# Request
Below are some records; return each one exactly.

^^^^^^^^^^^^^^^^

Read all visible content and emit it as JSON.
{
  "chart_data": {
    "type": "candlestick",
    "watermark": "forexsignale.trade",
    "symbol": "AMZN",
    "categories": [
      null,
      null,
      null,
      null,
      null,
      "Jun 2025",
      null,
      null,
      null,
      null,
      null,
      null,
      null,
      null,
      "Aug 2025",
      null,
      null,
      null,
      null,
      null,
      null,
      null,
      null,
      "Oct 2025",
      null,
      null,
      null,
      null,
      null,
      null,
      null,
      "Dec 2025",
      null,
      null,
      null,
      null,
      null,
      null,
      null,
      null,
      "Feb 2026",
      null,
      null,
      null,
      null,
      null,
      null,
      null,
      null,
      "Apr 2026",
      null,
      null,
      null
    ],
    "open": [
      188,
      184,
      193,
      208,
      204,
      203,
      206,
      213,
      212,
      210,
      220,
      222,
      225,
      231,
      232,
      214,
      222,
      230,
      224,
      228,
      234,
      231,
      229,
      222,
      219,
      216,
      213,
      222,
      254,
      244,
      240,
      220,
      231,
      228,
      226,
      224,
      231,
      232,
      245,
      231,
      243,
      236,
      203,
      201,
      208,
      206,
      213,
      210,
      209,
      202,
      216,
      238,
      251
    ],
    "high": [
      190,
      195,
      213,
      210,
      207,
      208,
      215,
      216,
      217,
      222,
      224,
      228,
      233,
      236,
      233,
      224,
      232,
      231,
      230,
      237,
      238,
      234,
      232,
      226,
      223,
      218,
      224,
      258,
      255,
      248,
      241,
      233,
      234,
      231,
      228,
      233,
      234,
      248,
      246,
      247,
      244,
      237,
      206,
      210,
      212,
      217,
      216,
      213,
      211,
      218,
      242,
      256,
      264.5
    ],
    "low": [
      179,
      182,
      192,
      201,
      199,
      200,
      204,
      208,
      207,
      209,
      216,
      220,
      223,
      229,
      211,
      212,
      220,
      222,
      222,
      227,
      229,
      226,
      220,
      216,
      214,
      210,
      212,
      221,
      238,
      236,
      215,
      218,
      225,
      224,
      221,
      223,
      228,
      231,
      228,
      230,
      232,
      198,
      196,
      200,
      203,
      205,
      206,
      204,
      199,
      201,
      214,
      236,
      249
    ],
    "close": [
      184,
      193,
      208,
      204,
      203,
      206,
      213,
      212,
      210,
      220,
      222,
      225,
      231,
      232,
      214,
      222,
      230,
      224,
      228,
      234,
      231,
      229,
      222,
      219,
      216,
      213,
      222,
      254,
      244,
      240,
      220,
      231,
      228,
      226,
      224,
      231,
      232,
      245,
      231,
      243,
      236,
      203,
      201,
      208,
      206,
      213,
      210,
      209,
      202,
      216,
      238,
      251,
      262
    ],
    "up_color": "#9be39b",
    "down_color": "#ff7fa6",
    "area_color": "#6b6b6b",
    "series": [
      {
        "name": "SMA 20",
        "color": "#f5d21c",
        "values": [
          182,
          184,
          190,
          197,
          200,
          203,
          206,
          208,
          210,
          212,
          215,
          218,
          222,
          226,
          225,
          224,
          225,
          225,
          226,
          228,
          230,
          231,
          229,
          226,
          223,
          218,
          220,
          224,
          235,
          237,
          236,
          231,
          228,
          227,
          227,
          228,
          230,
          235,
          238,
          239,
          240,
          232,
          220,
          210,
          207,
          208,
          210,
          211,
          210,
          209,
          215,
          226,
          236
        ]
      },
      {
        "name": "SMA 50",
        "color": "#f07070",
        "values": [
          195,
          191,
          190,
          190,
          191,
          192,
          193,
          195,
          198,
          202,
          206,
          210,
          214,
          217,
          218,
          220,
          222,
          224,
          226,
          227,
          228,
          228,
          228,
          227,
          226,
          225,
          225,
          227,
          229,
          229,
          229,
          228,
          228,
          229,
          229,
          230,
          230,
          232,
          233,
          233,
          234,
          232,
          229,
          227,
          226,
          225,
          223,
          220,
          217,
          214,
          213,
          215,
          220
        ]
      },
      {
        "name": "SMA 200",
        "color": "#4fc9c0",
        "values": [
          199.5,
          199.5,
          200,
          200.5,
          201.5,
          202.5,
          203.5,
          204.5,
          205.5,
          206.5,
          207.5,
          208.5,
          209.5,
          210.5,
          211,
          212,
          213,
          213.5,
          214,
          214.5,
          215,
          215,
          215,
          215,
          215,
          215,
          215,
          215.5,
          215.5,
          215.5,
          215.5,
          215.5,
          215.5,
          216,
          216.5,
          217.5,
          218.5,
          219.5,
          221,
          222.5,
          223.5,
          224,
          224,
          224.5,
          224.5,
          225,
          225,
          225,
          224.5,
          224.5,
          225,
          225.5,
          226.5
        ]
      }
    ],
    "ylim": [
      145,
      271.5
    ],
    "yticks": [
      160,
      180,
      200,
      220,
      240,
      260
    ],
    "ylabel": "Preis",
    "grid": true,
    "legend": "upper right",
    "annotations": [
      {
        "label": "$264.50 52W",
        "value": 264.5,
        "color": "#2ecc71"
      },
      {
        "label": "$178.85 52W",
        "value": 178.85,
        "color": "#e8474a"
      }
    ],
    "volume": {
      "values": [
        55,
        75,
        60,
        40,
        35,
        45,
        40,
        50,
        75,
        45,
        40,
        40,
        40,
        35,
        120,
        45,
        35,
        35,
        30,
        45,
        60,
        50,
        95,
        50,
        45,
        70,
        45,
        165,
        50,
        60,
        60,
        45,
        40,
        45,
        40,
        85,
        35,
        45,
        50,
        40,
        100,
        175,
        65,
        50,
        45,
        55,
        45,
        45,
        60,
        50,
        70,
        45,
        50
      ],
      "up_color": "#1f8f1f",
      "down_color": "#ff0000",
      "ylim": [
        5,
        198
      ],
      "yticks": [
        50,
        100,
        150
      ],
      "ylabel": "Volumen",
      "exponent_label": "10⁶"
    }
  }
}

^^^^^^^^^^^^^^^^

# Result of the task
Read all visible content and emit it as JSON.
{
  "chart_data": {
    "type": "candlestick",
    "watermark": "forexsignale.trade",
    "symbol": "AMZN",
    "categories": [
      null,
      null,
      null,
      null,
      null,
      "Jun 2025",
      null,
      null,
      null,
      null,
      null,
      null,
      null,
      null,
      "Aug 2025",
      null,
      null,
      null,
      null,
      null,
      null,
      null,
      null,
      "Oct 2025",
      null,
      null,
      null,
      null,
      null,
      null,
      null,
      "Dec 2025",
      null,
      null,
      null,
      null,
      null,
      null,
      null,
      null,
      "Feb 2026",
      null,
      null,
      null,
      null,
      null,
      null,
      null,
      null,
      "Apr 2026",
      null,
      null,
      null
    ],
    "open": [
      188,
      184,
      193,
      208,
      204,
      203,
      206,
      213,
      212,
      210,
      220,
      222,
      225,
      231,
      232,
      214,
      222,
      230,
      224,
      228,
      234,
      231,
      229,
      222,
      219,
      216,
      213,
      222,
      254,
      244,
      240,
      220,
      231,
      228,
      226,
      224,
      231,
      232,
      245,
      231,
      243,
      236,
      203,
      201,
      208,
      206,
      213,
      210,
      209,
      202,
      216,
      238,
      251
    ],
    "high": [
      190,
      195,
      213,
      210,
      207,
      208,
      215,
      216,
      217,
      222,
      224,
      228,
      233,
      236,
      233,
      224,
      232,
      231,
      230,
      237,
      238,
      234,
      232,
      226,
      223,
      218,
      224,
      258,
      255,
      248,
      241,
      233,
      234,
      231,
      228,
      233,
      234,
      248,
      246,
      247,
      244,
      237,
      206,
      210,
      212,
      217,
      216,
      213,
      211,
      218,
      242,
      256,
      264.5
    ],
    "low": [
      179,
      182,
      192,
      201,
      199,
      200,
      204,
      208,
      207,
      209,
      216,
      220,
      223,
      229,
      211,
      212,
      220,
      222,
      222,
      227,
      229,
      226,
      220,
      216,
      214,
      210,
      212,
      221,
      238,
      236,
      215,
      218,
      225,
      224,
      221,
      223,
      228,
      231,
      228,
      230,
      232,
      198,
      196,
      200,
      203,
      205,
      206,
      204,
      199,
      201,
      214,
      236,
      249
    ],
    "close": [
      184,
      193,
      208,
      204,
      203,
      206,
      213,
      212,
      210,
      220,
      222,
      225,
      231,
      232,
      214,
      222,
      230,
      224,
      228,
      234,
      231,
      229,
      222,
      219,
      216,
      213,
      222,
      254,
      244,
      240,
      220,
      231,
      228,
      226,
      224,
      231,
      232,
      245,
      231,
      243,
      236,
      203,
      201,
      208,
      206,
      213,
      210,
      209,
      202,
      216,
      238,
      251,
      262
    ],
    "up_color": "#9be39b",
    "down_color": "#ff7fa6",
    "area_color": "#6b6b6b",
    "series": [
      {
        "name": "SMA 20",
        "color": "#f5d21c",
        "values": [
          182,
          184,
          190,
          197,
          200,
          203,
          206,
          208,
          210,
          212,
          215,
          218,
          222,
          226,
          225,
          224,
          225,
          225,
          226,
          228,
          230,
          231,
          229,
          226,
          223,
          218,
          220,
          224,
          235,
          237,
          236,
          231,
          228,
          227,
          227,
          228,
          230,
          235,
          238,
          239,
          240,
          232,
          220,
          210,
          207,
          208,
          210,
          211,
          210,
          209,
          215,
          226,
          236
        ]
      },
      {
        "name": "SMA 50",
        "color": "#f07070",
        "values": [
          195,
          191,
          190,
          190,
          191,
          192,
          193,
          195,
          198,
          202,
          206,
          210,
          214,
          217,
          218,
          220,
          222,
          224,
          226,
          227,
          228,
          228,
          228,
          227,
          226,
          225,
          225,
          227,
          229,
          229,
          229,
          228,
          228,
          229,
          229,
          230,
          230,
          232,
          233,
          233,
          234,
          232,
          229,
          227,
          226,
          225,
          223,
          220,
          217,
          214,
          213,
          215,
          220
        ]
      },
      {
        "name": "SMA 200",
        "color": "#4fc9c0",
        "values": [
          199.5,
          199.5,
          200,
          200.5,
          201.5,
          202.5,
          203.5,
          204.5,
          205.5,
          206.5,
          207.5,
          208.5,
          209.5,
          210.5,
          211,
          212,
          213,
          213.5,
          214,
          214.5,
          215,
          215,
          215,
          215,
          215,
          215,
          215,
          215.5,
          215.5,
          215.5,
          215.5,
          215.5,
          215.5,
          216,
          216.5,
          217.5,
          218.5,
          219.5,
          221,
          222.5,
          223.5,
          224,
          224,
          224.5,
          224.5,
          225,
          225,
          225,
          224.5,
          224.5,
          225,
          225.5,
          226.5
        ]
      }
    ],
    "ylim": [
      145,
      271.5
    ],
    "yticks": [
      160,
      180,
      200,
      220,
      240,
      260
    ],
    "ylabel": "Preis",
    "grid": true,
    "legend": "upper right",
    "annotations": [
      {
        "label": "$264.50 52W",
        "value": 264.5,
        "color": "#2ecc71"
      },
      {
        "label": "$178.85 52W",
        "value": 178.85,
        "color": "#e8474a"
      }
    ],
    "volume": {
      "values": [
        55,
        75,
        60,
        40,
        35,
        45,
        40,
        50,
        75,
        45,
        40,
        40,
        40,
        35,
        120,
        45,
        35,
        35,
        30,
        45,
        60,
        50,
        95,
        50,
        45,
        70,
        45,
        165,
        50,
        60,
        60,
        45,
        40,
        45,
        40,
        85,
        35,
        45,
        50,
        40,
        100,
        175,
        65,
        50,
        45,
        55,
        45,
        45,
        60,
        50,
        70,
        45,
        50
      ],
      "up_color": "#1f8f1f",
      "down_color": "#ff0000",
      "ylim": [
        5,
        198
      ],
      "yticks": [
        50,
        100,
        150
      ],
      "ylabel": "Volumen",
      "exponent_label": "10⁶"
    }
  }
}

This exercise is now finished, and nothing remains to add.